Bounding box entries
┌──

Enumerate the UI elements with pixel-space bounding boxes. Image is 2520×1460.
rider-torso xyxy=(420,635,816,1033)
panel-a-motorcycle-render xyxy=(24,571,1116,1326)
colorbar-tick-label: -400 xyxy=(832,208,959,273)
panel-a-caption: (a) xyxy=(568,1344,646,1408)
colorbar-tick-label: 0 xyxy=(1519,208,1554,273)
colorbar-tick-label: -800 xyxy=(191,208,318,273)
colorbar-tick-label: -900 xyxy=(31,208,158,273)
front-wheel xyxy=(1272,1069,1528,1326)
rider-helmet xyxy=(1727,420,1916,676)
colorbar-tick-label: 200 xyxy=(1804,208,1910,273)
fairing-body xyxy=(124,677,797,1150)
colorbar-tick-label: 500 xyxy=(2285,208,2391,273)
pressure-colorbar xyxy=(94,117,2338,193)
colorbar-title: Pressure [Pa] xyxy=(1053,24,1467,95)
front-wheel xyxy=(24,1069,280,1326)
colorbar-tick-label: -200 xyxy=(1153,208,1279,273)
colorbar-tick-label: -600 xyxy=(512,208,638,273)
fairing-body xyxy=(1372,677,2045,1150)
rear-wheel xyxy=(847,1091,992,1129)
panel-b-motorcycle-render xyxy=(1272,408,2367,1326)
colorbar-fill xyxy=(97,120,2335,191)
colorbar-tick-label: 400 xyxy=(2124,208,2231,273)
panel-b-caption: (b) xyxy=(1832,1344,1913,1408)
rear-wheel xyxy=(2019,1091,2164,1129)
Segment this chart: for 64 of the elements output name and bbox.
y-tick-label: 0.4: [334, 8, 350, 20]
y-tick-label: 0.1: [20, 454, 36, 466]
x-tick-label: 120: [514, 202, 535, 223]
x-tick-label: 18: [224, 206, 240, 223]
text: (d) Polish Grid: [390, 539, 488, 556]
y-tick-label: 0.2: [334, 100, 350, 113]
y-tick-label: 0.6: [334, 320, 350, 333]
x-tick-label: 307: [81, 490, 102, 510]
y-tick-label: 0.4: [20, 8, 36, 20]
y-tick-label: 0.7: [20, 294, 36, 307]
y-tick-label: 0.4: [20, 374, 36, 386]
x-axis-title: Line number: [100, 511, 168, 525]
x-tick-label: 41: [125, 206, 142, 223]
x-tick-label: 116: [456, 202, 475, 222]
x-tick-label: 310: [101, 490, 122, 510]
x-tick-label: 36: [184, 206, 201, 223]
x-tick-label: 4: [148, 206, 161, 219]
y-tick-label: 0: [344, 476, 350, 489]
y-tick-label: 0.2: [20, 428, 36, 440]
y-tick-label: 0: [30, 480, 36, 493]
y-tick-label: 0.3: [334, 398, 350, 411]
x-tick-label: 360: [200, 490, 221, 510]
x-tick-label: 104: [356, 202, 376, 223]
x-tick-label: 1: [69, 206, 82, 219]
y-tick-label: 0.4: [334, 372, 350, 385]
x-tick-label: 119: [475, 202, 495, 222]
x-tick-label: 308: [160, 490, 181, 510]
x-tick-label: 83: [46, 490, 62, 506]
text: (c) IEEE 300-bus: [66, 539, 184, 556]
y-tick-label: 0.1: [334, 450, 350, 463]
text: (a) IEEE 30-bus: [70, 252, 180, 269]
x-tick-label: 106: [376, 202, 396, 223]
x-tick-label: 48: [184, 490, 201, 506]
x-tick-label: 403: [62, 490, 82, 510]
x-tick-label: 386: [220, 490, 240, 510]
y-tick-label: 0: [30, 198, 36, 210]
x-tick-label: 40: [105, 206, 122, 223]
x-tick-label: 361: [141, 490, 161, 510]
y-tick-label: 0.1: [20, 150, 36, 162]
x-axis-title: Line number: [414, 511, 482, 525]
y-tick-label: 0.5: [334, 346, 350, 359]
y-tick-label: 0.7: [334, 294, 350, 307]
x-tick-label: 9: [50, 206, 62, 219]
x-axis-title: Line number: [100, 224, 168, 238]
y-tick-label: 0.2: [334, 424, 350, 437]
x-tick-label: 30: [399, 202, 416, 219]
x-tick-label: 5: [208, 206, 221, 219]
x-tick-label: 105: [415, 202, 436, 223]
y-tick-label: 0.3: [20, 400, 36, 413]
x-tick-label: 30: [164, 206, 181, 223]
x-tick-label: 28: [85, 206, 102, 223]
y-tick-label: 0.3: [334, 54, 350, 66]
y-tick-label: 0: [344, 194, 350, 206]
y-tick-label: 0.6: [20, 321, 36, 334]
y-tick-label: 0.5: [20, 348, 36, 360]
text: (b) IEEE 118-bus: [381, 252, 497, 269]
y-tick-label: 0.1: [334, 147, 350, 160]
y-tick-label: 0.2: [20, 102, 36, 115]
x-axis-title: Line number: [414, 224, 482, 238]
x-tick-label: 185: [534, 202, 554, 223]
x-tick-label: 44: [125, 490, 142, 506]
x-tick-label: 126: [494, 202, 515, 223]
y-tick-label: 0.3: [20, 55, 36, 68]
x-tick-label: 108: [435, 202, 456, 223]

└──

● Exercise prompt:
Update the material above by replacing each occurrence of "Line number" with "Branch number", and leave everything else unchanged.

● Complete response:
Enumerate the UI elements with pixel-space bounding boxes. Image is 2520×1460.
rider-torso xyxy=(420,635,816,1033)
panel-a-motorcycle-render xyxy=(24,571,1116,1326)
colorbar-tick-label: -400 xyxy=(832,208,959,273)
panel-a-caption: (a) xyxy=(568,1344,646,1408)
colorbar-tick-label: 0 xyxy=(1519,208,1554,273)
colorbar-tick-label: -800 xyxy=(191,208,318,273)
colorbar-tick-label: -900 xyxy=(31,208,158,273)
front-wheel xyxy=(1272,1069,1528,1326)
rider-helmet xyxy=(1727,420,1916,676)
colorbar-tick-label: 200 xyxy=(1804,208,1910,273)
fairing-body xyxy=(124,677,797,1150)
colorbar-tick-label: 500 xyxy=(2285,208,2391,273)
pressure-colorbar xyxy=(94,117,2338,193)
colorbar-title: Pressure [Pa] xyxy=(1053,24,1467,95)
front-wheel xyxy=(24,1069,280,1326)
colorbar-tick-label: -200 xyxy=(1153,208,1279,273)
colorbar-tick-label: -600 xyxy=(512,208,638,273)
fairing-body xyxy=(1372,677,2045,1150)
rear-wheel xyxy=(847,1091,992,1129)
panel-b-motorcycle-render xyxy=(1272,408,2367,1326)
colorbar-fill xyxy=(97,120,2335,191)
colorbar-tick-label: 400 xyxy=(2124,208,2231,273)
panel-b-caption: (b) xyxy=(1832,1344,1913,1408)
rear-wheel xyxy=(2019,1091,2164,1129)
Segment this chart: for 64 of the elements output name and bbox.
y-tick-label: 0.4: [334, 8, 350, 20]
y-tick-label: 0.1: [20, 454, 36, 466]
x-tick-label: 120: [514, 202, 535, 223]
x-tick-label: 18: [224, 206, 240, 223]
text: (d) Polish Grid: [390, 539, 488, 556]
y-tick-label: 0.2: [334, 100, 350, 113]
y-tick-label: 0.6: [334, 320, 350, 333]
x-tick-label: 307: [81, 490, 102, 510]
y-tick-label: 0.4: [20, 8, 36, 20]
y-tick-label: 0.7: [20, 294, 36, 307]
y-tick-label: 0.4: [20, 374, 36, 386]
x-axis-title: Branch number: [100, 511, 168, 525]
x-tick-label: 41: [125, 206, 142, 223]
x-tick-label: 116: [456, 202, 475, 222]
x-tick-label: 310: [101, 490, 122, 510]
x-tick-label: 36: [184, 206, 201, 223]
x-tick-label: 4: [148, 206, 161, 219]
y-tick-label: 0: [344, 476, 350, 489]
y-tick-label: 0.2: [20, 428, 36, 440]
y-tick-label: 0: [30, 480, 36, 493]
y-tick-label: 0.3: [334, 398, 350, 411]
x-tick-label: 360: [200, 490, 221, 510]
x-tick-label: 104: [356, 202, 376, 223]
x-tick-label: 1: [69, 206, 82, 219]
y-tick-label: 0.4: [334, 372, 350, 385]
x-tick-label: 119: [475, 202, 495, 222]
x-tick-label: 308: [160, 490, 181, 510]
x-tick-label: 83: [46, 490, 62, 506]
text: (c) IEEE 300-bus: [66, 539, 184, 556]
y-tick-label: 0.1: [334, 450, 350, 463]
text: (a) IEEE 30-bus: [70, 252, 180, 269]
x-tick-label: 106: [376, 202, 396, 223]
x-tick-label: 48: [184, 490, 201, 506]
x-tick-label: 403: [62, 490, 82, 510]
x-tick-label: 386: [220, 490, 240, 510]
y-tick-label: 0: [30, 198, 36, 210]
x-tick-label: 40: [105, 206, 122, 223]
x-tick-label: 361: [141, 490, 161, 510]
y-tick-label: 0.1: [20, 150, 36, 162]
x-axis-title: Branch number: [414, 511, 482, 525]
y-tick-label: 0.5: [334, 346, 350, 359]
y-tick-label: 0.7: [334, 294, 350, 307]
x-tick-label: 9: [50, 206, 62, 219]
x-axis-title: Branch number: [100, 224, 168, 238]
y-tick-label: 0.2: [334, 424, 350, 437]
x-tick-label: 30: [399, 202, 416, 219]
x-tick-label: 5: [208, 206, 221, 219]
x-tick-label: 105: [415, 202, 436, 223]
y-tick-label: 0.3: [20, 400, 36, 413]
x-tick-label: 30: [164, 206, 181, 223]
x-tick-label: 28: [85, 206, 102, 223]
y-tick-label: 0.3: [334, 54, 350, 66]
y-tick-label: 0: [344, 194, 350, 206]
y-tick-label: 0.6: [20, 321, 36, 334]
y-tick-label: 0.5: [20, 348, 36, 360]
text: (b) IEEE 118-bus: [381, 252, 497, 269]
y-tick-label: 0.1: [334, 147, 350, 160]
y-tick-label: 0.2: [20, 102, 36, 115]
x-axis-title: Branch number: [414, 224, 482, 238]
x-tick-label: 185: [534, 202, 554, 223]
x-tick-label: 44: [125, 490, 142, 506]
x-tick-label: 126: [494, 202, 515, 223]
y-tick-label: 0.3: [20, 55, 36, 68]
x-tick-label: 108: [435, 202, 456, 223]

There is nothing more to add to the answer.